··· RECORD EXTRACTS ···

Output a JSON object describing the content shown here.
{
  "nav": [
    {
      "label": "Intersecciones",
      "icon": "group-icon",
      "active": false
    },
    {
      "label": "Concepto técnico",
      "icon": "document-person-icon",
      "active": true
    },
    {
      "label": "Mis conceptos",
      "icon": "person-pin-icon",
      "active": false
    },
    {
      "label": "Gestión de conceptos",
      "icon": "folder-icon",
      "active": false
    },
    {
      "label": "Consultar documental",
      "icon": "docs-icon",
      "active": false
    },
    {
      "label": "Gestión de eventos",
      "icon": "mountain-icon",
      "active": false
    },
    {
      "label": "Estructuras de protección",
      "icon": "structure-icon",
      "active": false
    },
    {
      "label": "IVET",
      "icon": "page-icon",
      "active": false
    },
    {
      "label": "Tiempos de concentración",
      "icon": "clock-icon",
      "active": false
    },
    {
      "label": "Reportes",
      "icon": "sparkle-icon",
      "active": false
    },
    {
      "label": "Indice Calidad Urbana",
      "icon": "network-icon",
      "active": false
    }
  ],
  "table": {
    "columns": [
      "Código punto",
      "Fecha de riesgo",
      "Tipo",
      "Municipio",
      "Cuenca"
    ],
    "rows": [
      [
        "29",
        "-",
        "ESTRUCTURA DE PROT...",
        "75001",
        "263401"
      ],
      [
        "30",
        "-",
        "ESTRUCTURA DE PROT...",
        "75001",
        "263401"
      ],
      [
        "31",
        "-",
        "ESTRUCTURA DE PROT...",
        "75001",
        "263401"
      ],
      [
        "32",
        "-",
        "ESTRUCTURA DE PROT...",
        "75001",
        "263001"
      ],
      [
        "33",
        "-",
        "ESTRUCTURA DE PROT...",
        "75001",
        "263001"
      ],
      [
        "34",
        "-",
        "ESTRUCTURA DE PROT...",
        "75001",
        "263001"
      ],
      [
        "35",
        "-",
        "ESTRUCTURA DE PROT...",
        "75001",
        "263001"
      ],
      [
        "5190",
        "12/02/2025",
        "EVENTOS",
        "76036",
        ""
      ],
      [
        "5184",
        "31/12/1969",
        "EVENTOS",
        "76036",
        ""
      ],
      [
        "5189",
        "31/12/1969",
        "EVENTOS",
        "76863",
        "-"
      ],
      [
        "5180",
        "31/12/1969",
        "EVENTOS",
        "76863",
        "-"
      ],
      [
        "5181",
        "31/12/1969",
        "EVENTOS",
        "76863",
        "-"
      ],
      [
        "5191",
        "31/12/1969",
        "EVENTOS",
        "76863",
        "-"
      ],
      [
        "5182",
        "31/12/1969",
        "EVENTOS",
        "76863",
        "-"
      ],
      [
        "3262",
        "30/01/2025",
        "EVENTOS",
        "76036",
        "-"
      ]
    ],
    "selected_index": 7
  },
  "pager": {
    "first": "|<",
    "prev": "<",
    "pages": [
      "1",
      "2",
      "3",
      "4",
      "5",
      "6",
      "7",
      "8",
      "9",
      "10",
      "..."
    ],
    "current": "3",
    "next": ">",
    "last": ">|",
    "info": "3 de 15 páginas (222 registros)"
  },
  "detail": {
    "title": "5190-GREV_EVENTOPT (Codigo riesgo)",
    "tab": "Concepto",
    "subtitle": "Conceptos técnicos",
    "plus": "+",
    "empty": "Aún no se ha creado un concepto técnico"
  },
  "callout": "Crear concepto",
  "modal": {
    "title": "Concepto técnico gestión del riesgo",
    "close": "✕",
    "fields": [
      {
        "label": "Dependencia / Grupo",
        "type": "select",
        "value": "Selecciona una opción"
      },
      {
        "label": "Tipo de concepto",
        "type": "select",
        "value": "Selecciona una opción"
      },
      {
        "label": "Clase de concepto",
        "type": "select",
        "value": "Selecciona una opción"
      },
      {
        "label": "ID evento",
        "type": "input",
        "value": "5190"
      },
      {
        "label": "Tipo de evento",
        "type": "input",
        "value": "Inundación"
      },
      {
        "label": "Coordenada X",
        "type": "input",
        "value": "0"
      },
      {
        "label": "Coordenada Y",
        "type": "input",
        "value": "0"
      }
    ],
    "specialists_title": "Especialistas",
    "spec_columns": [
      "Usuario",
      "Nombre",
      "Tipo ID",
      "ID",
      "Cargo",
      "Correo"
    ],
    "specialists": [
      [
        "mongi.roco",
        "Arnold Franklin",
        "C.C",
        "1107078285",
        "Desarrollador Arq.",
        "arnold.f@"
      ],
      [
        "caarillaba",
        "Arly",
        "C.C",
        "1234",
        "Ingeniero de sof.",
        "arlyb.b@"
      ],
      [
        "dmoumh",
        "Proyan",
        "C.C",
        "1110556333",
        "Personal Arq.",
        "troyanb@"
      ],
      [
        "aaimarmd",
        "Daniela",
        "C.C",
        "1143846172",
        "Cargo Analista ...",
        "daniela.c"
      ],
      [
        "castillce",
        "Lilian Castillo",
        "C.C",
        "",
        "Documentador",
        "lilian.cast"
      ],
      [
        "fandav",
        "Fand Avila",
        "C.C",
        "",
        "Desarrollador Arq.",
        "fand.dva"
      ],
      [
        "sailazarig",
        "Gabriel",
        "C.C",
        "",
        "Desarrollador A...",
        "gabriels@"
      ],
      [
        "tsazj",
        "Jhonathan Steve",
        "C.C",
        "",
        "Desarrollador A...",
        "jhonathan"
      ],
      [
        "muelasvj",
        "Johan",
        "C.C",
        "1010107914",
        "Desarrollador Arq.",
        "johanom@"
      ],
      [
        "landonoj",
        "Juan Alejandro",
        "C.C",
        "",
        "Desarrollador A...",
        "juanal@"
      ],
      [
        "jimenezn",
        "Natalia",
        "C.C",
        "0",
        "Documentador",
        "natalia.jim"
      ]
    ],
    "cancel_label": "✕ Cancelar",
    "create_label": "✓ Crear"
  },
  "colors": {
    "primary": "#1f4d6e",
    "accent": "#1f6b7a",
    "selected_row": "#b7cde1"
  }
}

···

* [EXERCISE TASK]: Restate the data above exactly, keeping each word as it stands.

* [THE SOLUTION]:
Output a JSON object describing the content shown here.
{
  "nav": [
    {
      "label": "Intersecciones",
      "icon": "group-icon",
      "active": false
    },
    {
      "label": "Concepto técnico",
      "icon": "document-person-icon",
      "active": true
    },
    {
      "label": "Mis conceptos",
      "icon": "person-pin-icon",
      "active": false
    },
    {
      "label": "Gestión de conceptos",
      "icon": "folder-icon",
      "active": false
    },
    {
      "label": "Consultar documental",
      "icon": "docs-icon",
      "active": false
    },
    {
      "label": "Gestión de eventos",
      "icon": "mountain-icon",
      "active": false
    },
    {
      "label": "Estructuras de protección",
      "icon": "structure-icon",
      "active": false
    },
    {
      "label": "IVET",
      "icon": "page-icon",
      "active": false
    },
    {
      "label": "Tiempos de concentración",
      "icon": "clock-icon",
      "active": false
    },
    {
      "label": "Reportes",
      "icon": "sparkle-icon",
      "active": false
    },
    {
      "label": "Indice Calidad Urbana",
      "icon": "network-icon",
      "active": false
    }
  ],
  "table": {
    "columns": [
      "Código punto",
      "Fecha de riesgo",
      "Tipo",
      "Municipio",
      "Cuenca"
    ],
    "rows": [
      [
        "29",
        "-",
        "ESTRUCTURA DE PROT...",
        "75001",
        "263401"
      ],
      [
        "30",
        "-",
        "ESTRUCTURA DE PROT...",
        "75001",
        "263401"
      ],
      [
        "31",
        "-",
        "ESTRUCTURA DE PROT...",
        "75001",
        "263401"
      ],
      [
        "32",
        "-",
        "ESTRUCTURA DE PROT...",
        "75001",
        "263001"
      ],
      [
        "33",
        "-",
        "ESTRUCTURA DE PROT...",
        "75001",
        "263001"
      ],
      [
        "34",
        "-",
        "ESTRUCTURA DE PROT...",
        "75001",
        "263001"
      ],
      [
        "35",
        "-",
        "ESTRUCTURA DE PROT...",
        "75001",
        "263001"
      ],
      [
        "5190",
        "12/02/2025",
        "EVENTOS",
        "76036",
        ""
      ],
      [
        "5184",
        "31/12/1969",
        "EVENTOS",
        "76036",
        ""
      ],
      [
        "5189",
        "31/12/1969",
        "EVENTOS",
        "76863",
        "-"
      ],
      [
        "5180",
        "31/12/1969",
        "EVENTOS",
        "76863",
        "-"
      ],
      [
        "5181",
        "31/12/1969",
        "EVENTOS",
        "76863",
        "-"
      ],
      [
        "5191",
        "31/12/1969",
        "EVENTOS",
        "76863",
        "-"
      ],
      [
        "5182",
        "31/12/1969",
        "EVENTOS",
        "76863",
        "-"
      ],
      [
        "3262",
        "30/01/2025",
        "EVENTOS",
        "76036",
        "-"
      ]
    ],
    "selected_index": 7
  },
  "pager": {
    "first": "|<",
    "prev": "<",
    "pages": [
      "1",
      "2",
      "3",
      "4",
      "5",
      "6",
      "7",
      "8",
      "9",
      "10",
      "..."
    ],
    "current": "3",
    "next": ">",
    "last": ">|",
    "info": "3 de 15 páginas (222 registros)"
  },
  "detail": {
    "title": "5190-GREV_EVENTOPT (Codigo riesgo)",
    "tab": "Concepto",
    "subtitle": "Conceptos técnicos",
    "plus": "+",
    "empty": "Aún no se ha creado un concepto técnico"
  },
  "callout": "Crear concepto",
  "modal": {
    "title": "Concepto técnico gestión del riesgo",
    "close": "✕",
    "fields": [
      {
        "label": "Dependencia / Grupo",
        "type": "select",
        "value": "Selecciona una opción"
      },
      {
        "label": "Tipo de concepto",
        "type": "select",
        "value": "Selecciona una opción"
      },
      {
        "label": "Clase de concepto",
        "type": "select",
        "value": "Selecciona una opción"
      },
      {
        "label": "ID evento",
        "type": "input",
        "value": "5190"
      },
      {
        "label": "Tipo de evento",
        "type": "input",
        "value": "Inundación"
      },
      {
        "label": "Coordenada X",
        "type": "input",
        "value": "0"
      },
      {
        "label": "Coordenada Y",
        "type": "input",
        "value": "0"
      }
    ],
    "specialists_title": "Especialistas",
    "spec_columns": [
      "Usuario",
      "Nombre",
      "Tipo ID",
      "ID",
      "Cargo",
      "Correo"
    ],
    "specialists": [
      [
        "mongi.roco",
        "Arnold Franklin",
        "C.C",
        "1107078285",
        "Desarrollador Arq.",
        "arnold.f@"
      ],
      [
        "caarillaba",
        "Arly",
        "C.C",
        "1234",
        "Ingeniero de sof.",
        "arlyb.b@"
      ],
      [
        "dmoumh",
        "Proyan",
        "C.C",
        "1110556333",
        "Personal Arq.",
        "troyanb@"
      ],
      [
        "aaimarmd",
        "Daniela",
        "C.C",
        "1143846172",
        "Cargo Analista ...",
        "daniela.c"
      ],
      [
        "castillce",
        "Lilian Castillo",
        "C.C",
        "",
        "Documentador",
        "lilian.cast"
      ],
      [
        "fandav",
        "Fand Avila",
        "C.C",
        "",
        "Desarrollador Arq.",
        "fand.dva"
      ],
      [
        "sailazarig",
        "Gabriel",
        "C.C",
        "",
        "Desarrollador A...",
        "gabriels@"
      ],
      [
        "tsazj",
        "Jhonathan Steve",
        "C.C",
        "",
        "Desarrollador A...",
        "jhonathan"
      ],
      [
        "muelasvj",
        "Johan",
        "C.C",
        "1010107914",
        "Desarrollador Arq.",
        "johanom@"
      ],
      [
        "landonoj",
        "Juan Alejandro",
        "C.C",
        "",
        "Desarrollador A...",
        "juanal@"
      ],
      [
        "jimenezn",
        "Natalia",
        "C.C",
        "0",
        "Documentador",
        "natalia.jim"
      ]
    ],
    "cancel_label": "✕ Cancelar",
    "create_label": "✓ Crear"
  },
  "colors": {
    "primary": "#1f4d6e",
    "accent": "#1f6b7a",
    "selected_row": "#b7cde1"
  }
}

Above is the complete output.